◆ **Material provided**:
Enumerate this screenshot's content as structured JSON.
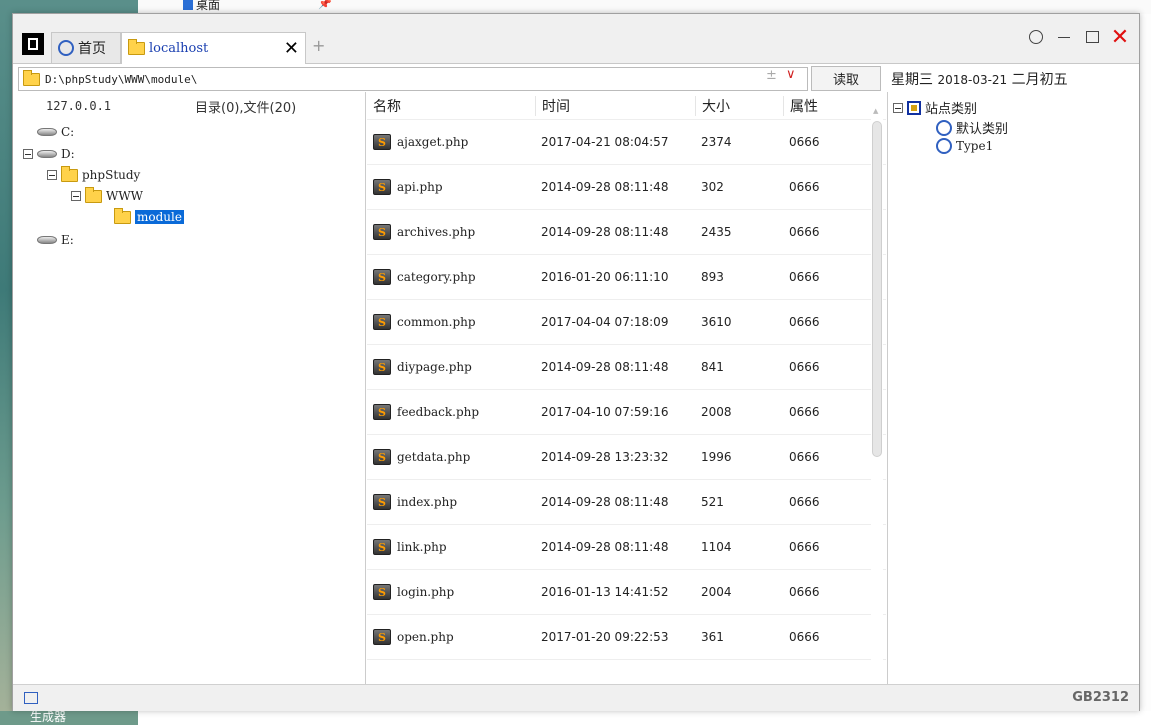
{
  "desktop": {
    "top_item": "桌面",
    "bottom_item": "生成器"
  },
  "tabs": [
    {
      "label": "首页"
    },
    {
      "label": "localhost"
    }
  ],
  "window_controls": {
    "close": "✕"
  },
  "address": {
    "path": "D:\\phpStudy\\WWW\\module\\",
    "plus": "±",
    "dropdown": "∨",
    "read_button": "读取"
  },
  "date": {
    "weekday": "星期三",
    "date": "2018-03-21",
    "lunar": "二月初五"
  },
  "left_panel": {
    "ip": "127.0.0.1",
    "summary": "目录(0),文件(20)",
    "tree": [
      {
        "label": "C:"
      },
      {
        "label": "D:"
      },
      {
        "label": "phpStudy"
      },
      {
        "label": "WWW"
      },
      {
        "label": "module"
      },
      {
        "label": "E:"
      }
    ]
  },
  "file_list": {
    "headers": {
      "name": "名称",
      "time": "时间",
      "size": "大小",
      "attr": "属性"
    },
    "rows": [
      {
        "name": "ajaxget.php",
        "time": "2017-04-21 08:04:57",
        "size": "2374",
        "attr": "0666"
      },
      {
        "name": "api.php",
        "time": "2014-09-28 08:11:48",
        "size": "302",
        "attr": "0666"
      },
      {
        "name": "archives.php",
        "time": "2014-09-28 08:11:48",
        "size": "2435",
        "attr": "0666"
      },
      {
        "name": "category.php",
        "time": "2016-01-20 06:11:10",
        "size": "893",
        "attr": "0666"
      },
      {
        "name": "common.php",
        "time": "2017-04-04 07:18:09",
        "size": "3610",
        "attr": "0666"
      },
      {
        "name": "diypage.php",
        "time": "2014-09-28 08:11:48",
        "size": "841",
        "attr": "0666"
      },
      {
        "name": "feedback.php",
        "time": "2017-04-10 07:59:16",
        "size": "2008",
        "attr": "0666"
      },
      {
        "name": "getdata.php",
        "time": "2014-09-28 13:23:32",
        "size": "1996",
        "attr": "0666"
      },
      {
        "name": "index.php",
        "time": "2014-09-28 08:11:48",
        "size": "521",
        "attr": "0666"
      },
      {
        "name": "link.php",
        "time": "2014-09-28 08:11:48",
        "size": "1104",
        "attr": "0666"
      },
      {
        "name": "login.php",
        "time": "2016-01-13 14:41:52",
        "size": "2004",
        "attr": "0666"
      },
      {
        "name": "open.php",
        "time": "2017-01-20 09:22:53",
        "size": "361",
        "attr": "0666"
      }
    ]
  },
  "right_panel": {
    "root": "站点类别",
    "items": [
      {
        "label": "默认类别"
      },
      {
        "label": "Type1"
      }
    ]
  },
  "status": {
    "encoding": "GB2312"
  }
}
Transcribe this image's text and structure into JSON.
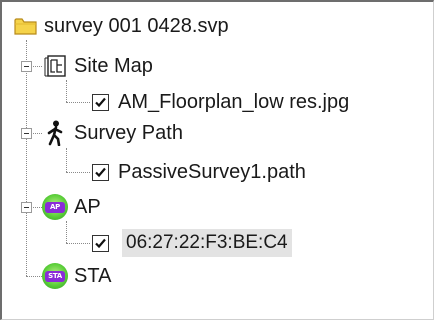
{
  "tree": {
    "root": {
      "label": "survey 001 0428.svp",
      "icon": "folder-icon"
    },
    "nodes": [
      {
        "label": "Site Map",
        "icon": "site-map-icon",
        "children": [
          {
            "label": "AM_Floorplan_low res.jpg",
            "checked": true
          }
        ]
      },
      {
        "label": "Survey Path",
        "icon": "walking-person-icon",
        "children": [
          {
            "label": "PassiveSurvey1.path",
            "checked": true
          }
        ]
      },
      {
        "label": "AP",
        "icon": "ap-badge-icon",
        "badge_text": "AP",
        "children": [
          {
            "label": "06:27:22:F3:BE:C4",
            "checked": true,
            "selected": true
          }
        ]
      },
      {
        "label": "STA",
        "icon": "sta-badge-icon",
        "badge_text": "STA",
        "children": []
      }
    ]
  },
  "colors": {
    "folder": "#f5d34a",
    "badge_green": "#5ccf3a",
    "badge_purple": "#8a2bd8",
    "selection": "#e3e3e3"
  }
}
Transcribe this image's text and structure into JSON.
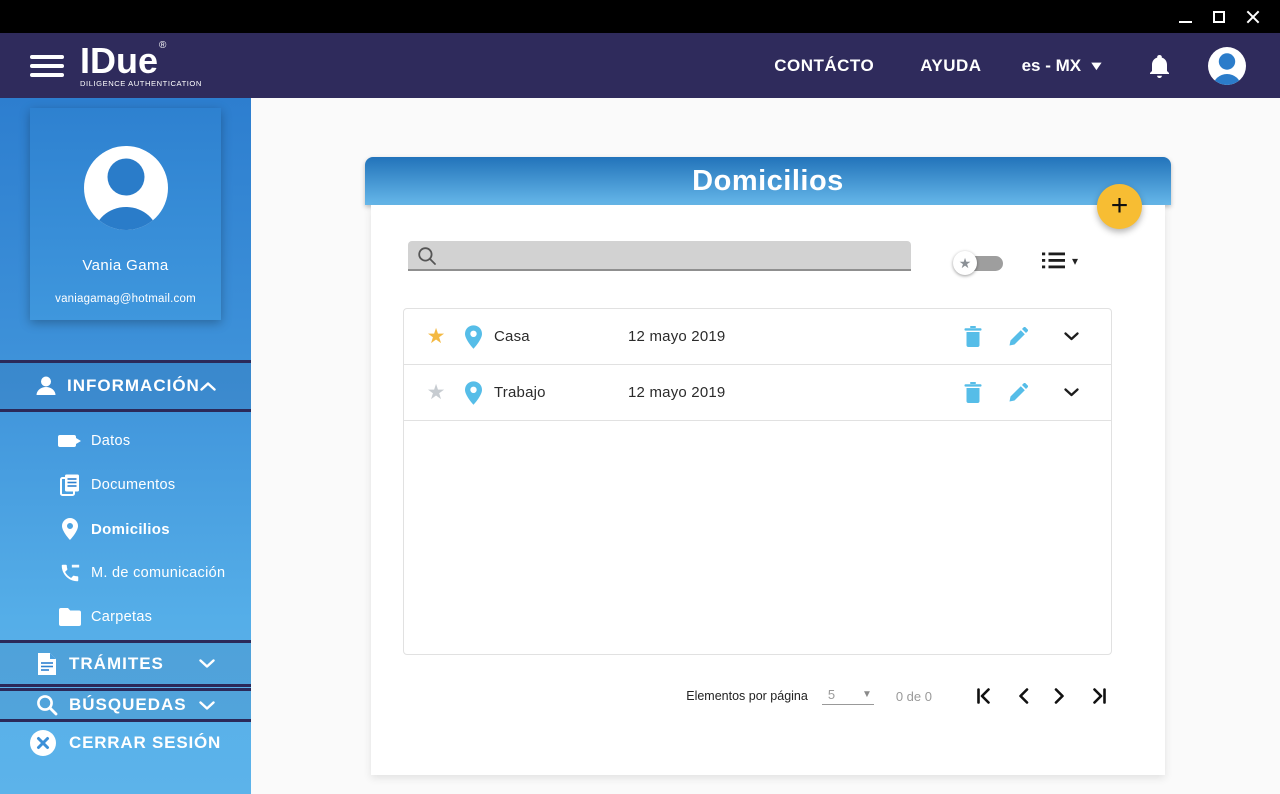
{
  "header": {
    "logo_title": "IDue",
    "logo_registered": "®",
    "logo_tagline": "DILIGENCE AUTHENTICATION",
    "nav_contacto": "CONTÁCTO",
    "nav_ayuda": "AYUDA",
    "language": "es - MX"
  },
  "sidebar": {
    "profile": {
      "name": "Vania Gama",
      "email": "vaniagamag@hotmail.com"
    },
    "section_informacion": "INFORMACIÓN",
    "items": [
      {
        "label": "Datos"
      },
      {
        "label": "Documentos"
      },
      {
        "label": "Domicilios",
        "active": true
      },
      {
        "label": "M. de comunicación"
      },
      {
        "label": "Carpetas"
      }
    ],
    "section_tramites": "TRÁMITES",
    "section_busquedas": "BÚSQUEDAS",
    "logout": "CERRAR SESIÓN"
  },
  "main": {
    "title": "Domicilios",
    "search_value": "",
    "rows": [
      {
        "name": "Casa",
        "date": "12 mayo 2019",
        "starred": true
      },
      {
        "name": "Trabajo",
        "date": "12 mayo 2019",
        "starred": false
      }
    ],
    "pagination": {
      "label": "Elementos por página",
      "page_size": "5",
      "range": "0 de 0"
    }
  },
  "icons": {
    "star": "★",
    "plus": "+",
    "triangle_down_small": "▾",
    "triangle_down": "▼"
  },
  "colors": {
    "header_navy": "#2f2b5c",
    "sidebar_top": "#2d7ecf",
    "sidebar_bottom": "#5cb3ea",
    "band_border_navy": "#2b2959",
    "card_header_top": "#2273ba",
    "card_header_bottom": "#66b7e9",
    "fab_yellow": "#f7bd33",
    "action_blue": "#56bde8",
    "star_yellow": "#f4b942",
    "star_gray": "#c7ccd1"
  }
}
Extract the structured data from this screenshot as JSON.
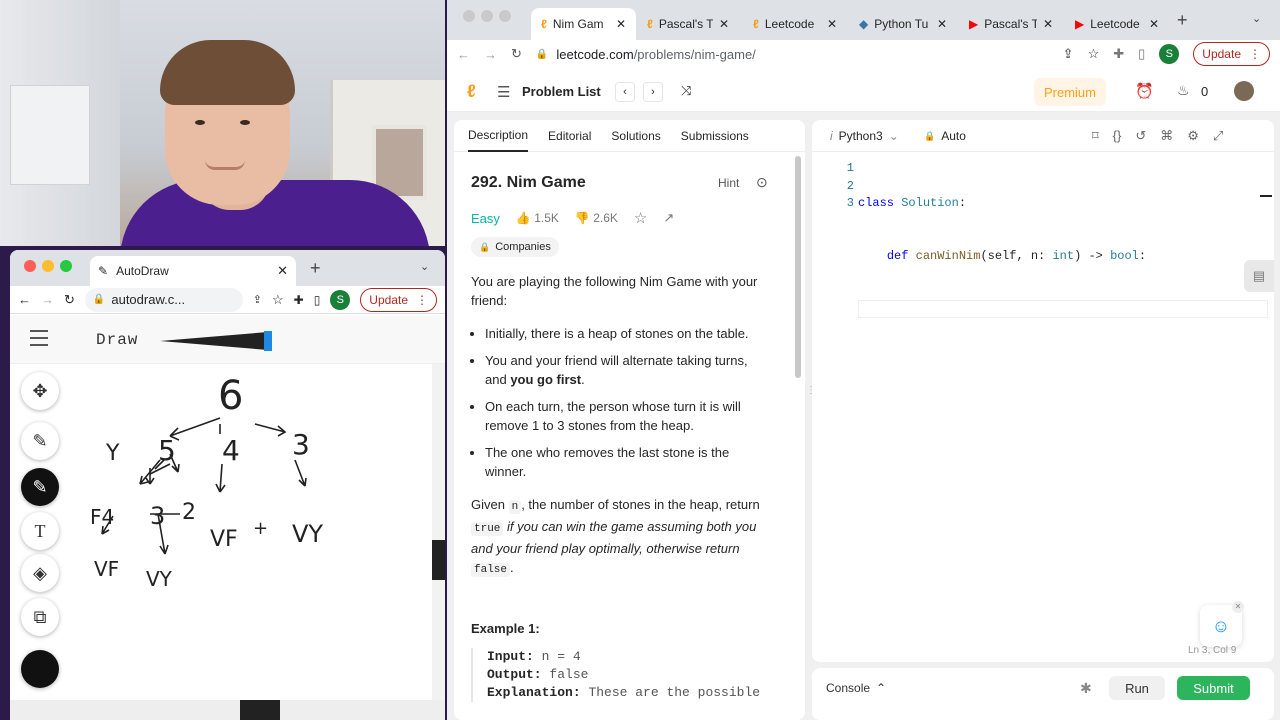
{
  "autodraw_window": {
    "tab_title": "AutoDraw",
    "url": "autodraw.c...",
    "avatar_initial": "S",
    "update_label": "Update",
    "app_title": "Draw",
    "drawing_numbers": [
      "6",
      "5",
      "4",
      "3",
      "3",
      "2",
      "F4",
      "VF",
      "VF",
      "+",
      "VY",
      "Y",
      "VY"
    ]
  },
  "chrome": {
    "tabs": [
      {
        "label": "Nim Gam",
        "icon": "leetcode-icon"
      },
      {
        "label": "Pascal's T",
        "icon": "leetcode-icon"
      },
      {
        "label": "Leetcode",
        "icon": "leetcode-icon"
      },
      {
        "label": "Python Tu",
        "icon": "python-icon"
      },
      {
        "label": "Pascal's T",
        "icon": "youtube-icon"
      },
      {
        "label": "Leetcode",
        "icon": "youtube-icon"
      }
    ],
    "url_domain": "leetcode.com",
    "url_path": "/problems/nim-game/",
    "avatar_initial": "S",
    "update_label": "Update"
  },
  "header": {
    "problem_list": "Problem List",
    "premium": "Premium",
    "streak": "0"
  },
  "description": {
    "tabs": [
      "Description",
      "Editorial",
      "Solutions",
      "Submissions"
    ],
    "title": "292. Nim Game",
    "hint": "Hint",
    "difficulty": "Easy",
    "likes": "1.5K",
    "dislikes": "2.6K",
    "companies": "Companies",
    "intro": "You are playing the following Nim Game with your friend:",
    "bullets": [
      "Initially, there is a heap of stones on the table.",
      "You and your friend will alternate taking turns, and ",
      "On each turn, the person whose turn it is will remove 1 to 3 stones from the heap.",
      "The one who removes the last stone is the winner."
    ],
    "bullet2_bold": "you go first",
    "given_pre": "Given ",
    "given_n": "n",
    "given_mid": ", the number of stones in the heap, return ",
    "given_true": "true",
    "given_italic": " if you can win the game assuming both you and your friend play optimally, otherwise return ",
    "given_false": "false",
    "example_title": "Example 1:",
    "ex_input_label": "Input:",
    "ex_input_val": "n = 4",
    "ex_output_label": "Output:",
    "ex_output_val": "false",
    "ex_expl_label": "Explanation:",
    "ex_expl_val": "These are the possible"
  },
  "editor": {
    "language": "Python3",
    "autocomplete": "Auto",
    "line_numbers": [
      "1",
      "2",
      "3"
    ],
    "line1_kw": "class",
    "line1_name": "Solution",
    "line2_kw": "def",
    "line2_fn": "canWinNim",
    "line2_args_a": "(self, n: ",
    "line2_type": "int",
    "line2_arrow": ") -> ",
    "line2_ret": "bool",
    "status": "Ln 3, Col 9"
  },
  "console": {
    "label": "Console",
    "run": "Run",
    "submit": "Submit"
  },
  "colors": {
    "easy": "#00b8a3",
    "premium": "#ffa116",
    "submit": "#2db55d",
    "shirt": "#4b1f8e"
  }
}
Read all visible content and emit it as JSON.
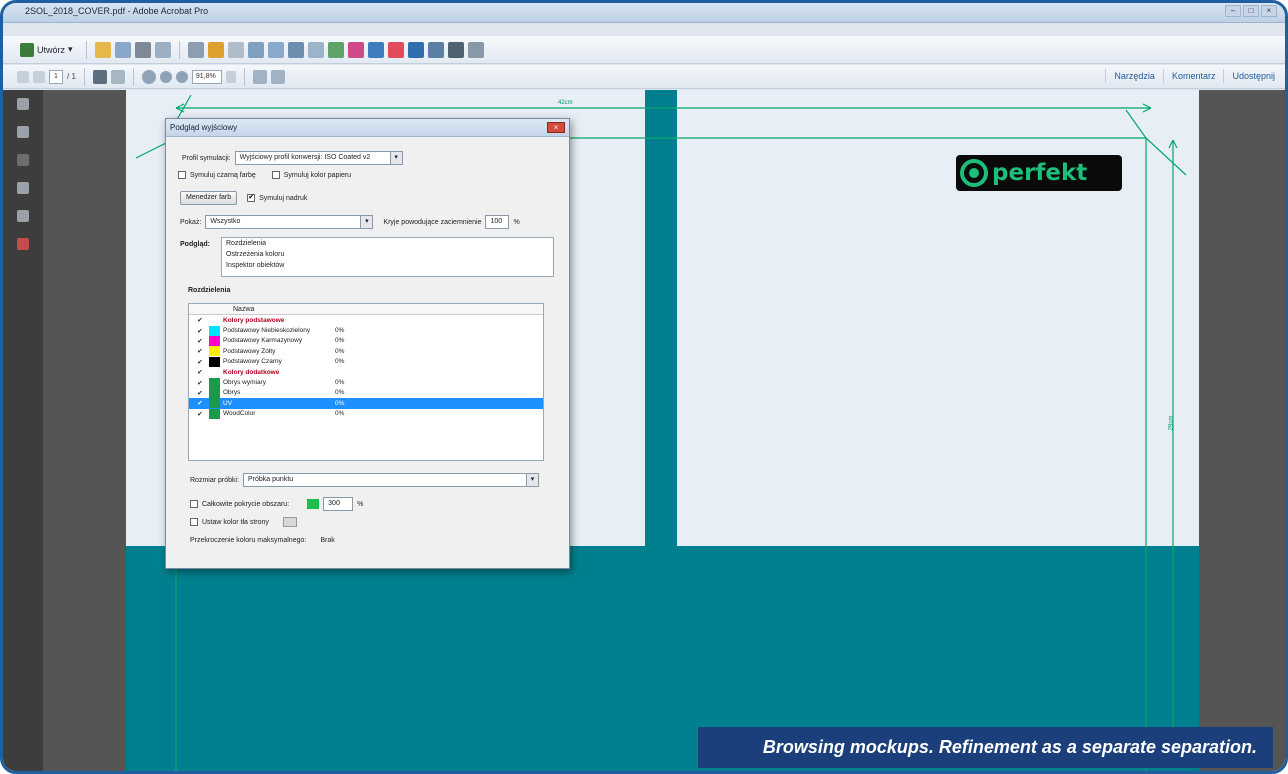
{
  "window": {
    "title": "2SOL_2018_COVER.pdf - Adobe Acrobat Pro",
    "controls": [
      "–",
      "□",
      "×"
    ]
  },
  "toolbar": {
    "create_label": "Utwórz",
    "page_current": "1",
    "page_total": "/ 1",
    "zoom": "91,8%",
    "tabs": [
      "Narzędzia",
      "Komentarz",
      "Udostępnij"
    ]
  },
  "document": {
    "logo_text": "perfekt",
    "width_label": "42cm",
    "height_label": "29cm",
    "colors": {
      "teal": "#00808e",
      "guide": "#00a86b"
    }
  },
  "dialog": {
    "title": "Podgląd wyjściowy",
    "close": "×",
    "profile_label": "Profil symulacji:",
    "profile_value": "Wyjściowy profil konwersji: ISO Coated v2",
    "simulate_black_ink": "Symuluj czarną farbę",
    "simulate_paper": "Symuluj kolor papieru",
    "ink_manager": "Menedżer farb",
    "simulate_overprint": "Symuluj nadruk",
    "show_label": "Pokaż:",
    "show_value": "Wszystko",
    "warn_label": "Kryje powodujące zaciemnienie",
    "warn_value": "100",
    "warn_unit": "%",
    "preview_label": "Podgląd:",
    "preview_items": [
      "Rozdzielenia",
      "Ostrzeżenia koloru",
      "Inspektor obiektów"
    ],
    "separations_label": "Rozdzielenia",
    "separations_header": "Nazwa",
    "separations": [
      {
        "checked": "✔",
        "name": "Kolory podstawowe",
        "pct": "",
        "swatch": "",
        "group": true
      },
      {
        "checked": "✔",
        "name": "Podstawowy Niebieskozielony",
        "pct": "0%",
        "swatch": "#00e5ff",
        "group": false
      },
      {
        "checked": "✔",
        "name": "Podstawowy Karmazynowy",
        "pct": "0%",
        "swatch": "#ff00cc",
        "group": false
      },
      {
        "checked": "✔",
        "name": "Podstawowy Żółty",
        "pct": "0%",
        "swatch": "#ffee00",
        "group": false
      },
      {
        "checked": "✔",
        "name": "Podstawowy Czarny",
        "pct": "0%",
        "swatch": "#000000",
        "group": false
      },
      {
        "checked": "✔",
        "name": "Kolory dodatkowe",
        "pct": "",
        "swatch": "",
        "group": true
      },
      {
        "checked": "✔",
        "name": "Obrys wymiary",
        "pct": "0%",
        "swatch": "#1a9a4a",
        "group": false
      },
      {
        "checked": "✔",
        "name": "Obrys",
        "pct": "0%",
        "swatch": "#1a9a4a",
        "group": false
      },
      {
        "checked": "✔",
        "name": "UV",
        "pct": "0%",
        "swatch": "#1a9a4a",
        "group": false,
        "selected": true
      },
      {
        "checked": "✔",
        "name": "WoodColor",
        "pct": "0%",
        "swatch": "#1a9a4a",
        "group": false
      }
    ],
    "sample_label": "Rozmiar próbki:",
    "sample_value": "Próbka punktu",
    "coverage_label": "Całkowite pokrycie obszaru:",
    "coverage_value": "300",
    "coverage_unit": "%",
    "bg_label": "Ustaw kolor tła strony",
    "max_label": "Przekroczenie koloru maksymalnego:",
    "max_value": "Brak"
  },
  "caption": "Browsing mockups. Refinement as a separate separation."
}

◆ **Goal**:
Within the data above, pick out all lines holding the word "module".

◆ **Reply to the exercise**:
    "path": "D:\\phpStudy\\WWW\\module\\",
        "label": "module"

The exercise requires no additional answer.